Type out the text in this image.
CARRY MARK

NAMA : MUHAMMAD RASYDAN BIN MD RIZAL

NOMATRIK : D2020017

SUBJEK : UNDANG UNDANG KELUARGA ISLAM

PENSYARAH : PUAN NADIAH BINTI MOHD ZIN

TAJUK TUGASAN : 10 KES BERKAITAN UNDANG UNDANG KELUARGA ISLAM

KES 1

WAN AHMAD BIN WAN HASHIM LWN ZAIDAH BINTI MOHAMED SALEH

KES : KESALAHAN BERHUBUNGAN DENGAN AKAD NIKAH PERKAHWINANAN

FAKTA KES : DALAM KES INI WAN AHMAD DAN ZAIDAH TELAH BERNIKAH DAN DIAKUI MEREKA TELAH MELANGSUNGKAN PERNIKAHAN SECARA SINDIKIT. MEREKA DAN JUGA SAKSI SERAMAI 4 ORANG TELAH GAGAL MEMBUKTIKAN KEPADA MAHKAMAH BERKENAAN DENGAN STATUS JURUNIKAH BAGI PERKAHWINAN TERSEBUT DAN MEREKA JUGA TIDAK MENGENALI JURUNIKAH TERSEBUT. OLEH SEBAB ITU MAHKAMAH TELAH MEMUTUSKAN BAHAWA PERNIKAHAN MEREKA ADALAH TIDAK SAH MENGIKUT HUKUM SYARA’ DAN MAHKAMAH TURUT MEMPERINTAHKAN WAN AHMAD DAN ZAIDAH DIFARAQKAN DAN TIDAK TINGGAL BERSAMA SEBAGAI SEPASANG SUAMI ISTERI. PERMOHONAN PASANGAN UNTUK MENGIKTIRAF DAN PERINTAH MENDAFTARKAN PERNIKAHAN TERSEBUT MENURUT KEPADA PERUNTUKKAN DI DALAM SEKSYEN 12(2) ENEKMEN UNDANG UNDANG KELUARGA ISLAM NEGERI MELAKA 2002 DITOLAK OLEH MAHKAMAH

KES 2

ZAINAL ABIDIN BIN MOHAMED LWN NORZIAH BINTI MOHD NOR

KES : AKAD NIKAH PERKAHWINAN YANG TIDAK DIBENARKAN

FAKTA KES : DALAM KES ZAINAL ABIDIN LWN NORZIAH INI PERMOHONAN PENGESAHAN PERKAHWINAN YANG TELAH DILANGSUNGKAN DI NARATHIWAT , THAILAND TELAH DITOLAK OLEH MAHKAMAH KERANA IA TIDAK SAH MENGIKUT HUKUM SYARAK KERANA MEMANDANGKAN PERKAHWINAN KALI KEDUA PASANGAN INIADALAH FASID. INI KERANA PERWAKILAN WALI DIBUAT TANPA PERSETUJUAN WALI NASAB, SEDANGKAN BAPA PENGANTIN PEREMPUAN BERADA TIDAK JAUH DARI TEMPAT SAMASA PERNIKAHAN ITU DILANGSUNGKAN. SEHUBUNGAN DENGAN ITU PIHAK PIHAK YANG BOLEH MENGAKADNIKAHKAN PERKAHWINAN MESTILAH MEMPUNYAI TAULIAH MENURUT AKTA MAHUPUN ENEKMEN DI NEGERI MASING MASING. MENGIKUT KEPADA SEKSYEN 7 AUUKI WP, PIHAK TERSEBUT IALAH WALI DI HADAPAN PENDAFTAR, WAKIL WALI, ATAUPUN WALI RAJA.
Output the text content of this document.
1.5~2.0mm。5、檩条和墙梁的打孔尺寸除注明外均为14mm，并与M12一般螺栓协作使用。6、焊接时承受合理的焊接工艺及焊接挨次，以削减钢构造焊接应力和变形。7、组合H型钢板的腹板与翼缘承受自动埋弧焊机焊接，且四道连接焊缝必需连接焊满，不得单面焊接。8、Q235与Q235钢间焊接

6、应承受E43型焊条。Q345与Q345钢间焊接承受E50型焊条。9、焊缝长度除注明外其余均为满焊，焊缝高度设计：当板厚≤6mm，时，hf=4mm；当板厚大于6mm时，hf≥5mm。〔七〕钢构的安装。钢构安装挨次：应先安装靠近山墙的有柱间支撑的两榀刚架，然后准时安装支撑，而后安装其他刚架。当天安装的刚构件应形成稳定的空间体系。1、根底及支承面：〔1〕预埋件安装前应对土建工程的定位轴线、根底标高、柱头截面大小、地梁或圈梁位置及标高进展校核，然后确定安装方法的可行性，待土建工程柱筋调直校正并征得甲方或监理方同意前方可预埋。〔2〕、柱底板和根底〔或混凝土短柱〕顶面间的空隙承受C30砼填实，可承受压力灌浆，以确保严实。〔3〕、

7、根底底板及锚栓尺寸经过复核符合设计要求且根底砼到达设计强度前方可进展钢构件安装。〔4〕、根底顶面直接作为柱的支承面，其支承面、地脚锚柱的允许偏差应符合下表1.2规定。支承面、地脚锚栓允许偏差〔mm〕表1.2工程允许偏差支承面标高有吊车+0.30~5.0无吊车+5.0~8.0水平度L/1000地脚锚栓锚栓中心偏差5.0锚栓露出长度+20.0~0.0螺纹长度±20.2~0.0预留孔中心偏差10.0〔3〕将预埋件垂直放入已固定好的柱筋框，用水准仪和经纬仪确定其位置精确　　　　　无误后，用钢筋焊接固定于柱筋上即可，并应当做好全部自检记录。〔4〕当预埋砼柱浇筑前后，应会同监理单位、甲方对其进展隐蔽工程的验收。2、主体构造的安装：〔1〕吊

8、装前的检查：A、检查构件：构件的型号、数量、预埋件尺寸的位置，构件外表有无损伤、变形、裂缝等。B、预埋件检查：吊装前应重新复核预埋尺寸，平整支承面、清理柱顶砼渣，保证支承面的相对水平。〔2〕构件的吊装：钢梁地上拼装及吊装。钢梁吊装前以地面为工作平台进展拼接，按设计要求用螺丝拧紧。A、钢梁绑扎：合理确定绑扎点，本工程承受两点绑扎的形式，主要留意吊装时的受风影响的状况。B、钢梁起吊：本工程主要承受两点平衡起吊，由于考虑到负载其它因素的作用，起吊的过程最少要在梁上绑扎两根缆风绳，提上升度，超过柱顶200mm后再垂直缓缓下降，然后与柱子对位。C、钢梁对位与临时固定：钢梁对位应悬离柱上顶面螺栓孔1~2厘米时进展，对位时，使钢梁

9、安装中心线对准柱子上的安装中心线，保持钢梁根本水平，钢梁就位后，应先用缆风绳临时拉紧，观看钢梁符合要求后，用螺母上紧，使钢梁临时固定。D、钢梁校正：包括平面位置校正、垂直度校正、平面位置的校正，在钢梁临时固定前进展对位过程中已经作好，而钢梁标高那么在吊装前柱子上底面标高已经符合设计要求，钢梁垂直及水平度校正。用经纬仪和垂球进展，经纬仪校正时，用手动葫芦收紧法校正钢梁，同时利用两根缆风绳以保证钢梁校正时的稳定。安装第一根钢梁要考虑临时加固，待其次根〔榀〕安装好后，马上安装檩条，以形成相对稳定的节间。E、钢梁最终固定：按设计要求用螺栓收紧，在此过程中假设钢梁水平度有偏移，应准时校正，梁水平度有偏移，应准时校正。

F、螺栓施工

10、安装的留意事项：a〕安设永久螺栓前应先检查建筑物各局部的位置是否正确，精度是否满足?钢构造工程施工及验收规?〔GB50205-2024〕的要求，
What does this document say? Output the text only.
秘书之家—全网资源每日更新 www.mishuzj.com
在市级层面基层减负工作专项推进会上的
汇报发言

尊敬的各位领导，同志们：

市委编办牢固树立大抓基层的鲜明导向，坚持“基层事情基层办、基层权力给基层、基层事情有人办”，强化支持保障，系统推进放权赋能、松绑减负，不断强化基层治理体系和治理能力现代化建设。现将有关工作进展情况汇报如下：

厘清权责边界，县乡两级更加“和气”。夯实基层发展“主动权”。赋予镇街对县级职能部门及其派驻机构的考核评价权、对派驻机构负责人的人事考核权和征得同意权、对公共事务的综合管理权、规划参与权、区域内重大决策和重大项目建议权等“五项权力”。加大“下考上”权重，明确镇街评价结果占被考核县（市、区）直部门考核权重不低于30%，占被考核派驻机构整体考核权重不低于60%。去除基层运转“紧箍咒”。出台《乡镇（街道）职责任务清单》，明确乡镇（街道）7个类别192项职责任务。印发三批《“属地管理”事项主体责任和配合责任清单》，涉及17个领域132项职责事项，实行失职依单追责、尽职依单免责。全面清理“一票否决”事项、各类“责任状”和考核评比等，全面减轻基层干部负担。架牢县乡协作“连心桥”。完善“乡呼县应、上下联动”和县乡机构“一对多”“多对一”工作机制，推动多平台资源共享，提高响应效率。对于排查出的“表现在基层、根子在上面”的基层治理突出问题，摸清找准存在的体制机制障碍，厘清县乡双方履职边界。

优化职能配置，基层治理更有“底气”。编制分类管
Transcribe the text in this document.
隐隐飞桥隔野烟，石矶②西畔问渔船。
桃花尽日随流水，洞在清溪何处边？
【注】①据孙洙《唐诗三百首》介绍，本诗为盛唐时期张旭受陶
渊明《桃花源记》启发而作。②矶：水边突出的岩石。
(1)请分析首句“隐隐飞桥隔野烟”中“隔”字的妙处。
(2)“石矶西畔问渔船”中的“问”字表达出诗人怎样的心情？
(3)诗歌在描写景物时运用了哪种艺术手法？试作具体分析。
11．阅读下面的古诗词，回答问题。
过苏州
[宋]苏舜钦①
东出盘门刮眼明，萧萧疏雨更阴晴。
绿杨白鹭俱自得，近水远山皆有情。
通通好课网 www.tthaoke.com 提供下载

━━━━━━━━━━━━━━━━━━━━━━━━━━━━━━

WHAT NEEDS TO BE DONE
Which lines above hold the word "MOHAMED"? Copy each of them.

ANSWER FOR THE TASK
WAN AHMAD BIN WAN HASHIM LWN ZAIDAH BINTI MOHAMED SALEH
ZAINAL ABIDIN BIN MOHAMED LWN NORZIAH BINTI MOHD NOR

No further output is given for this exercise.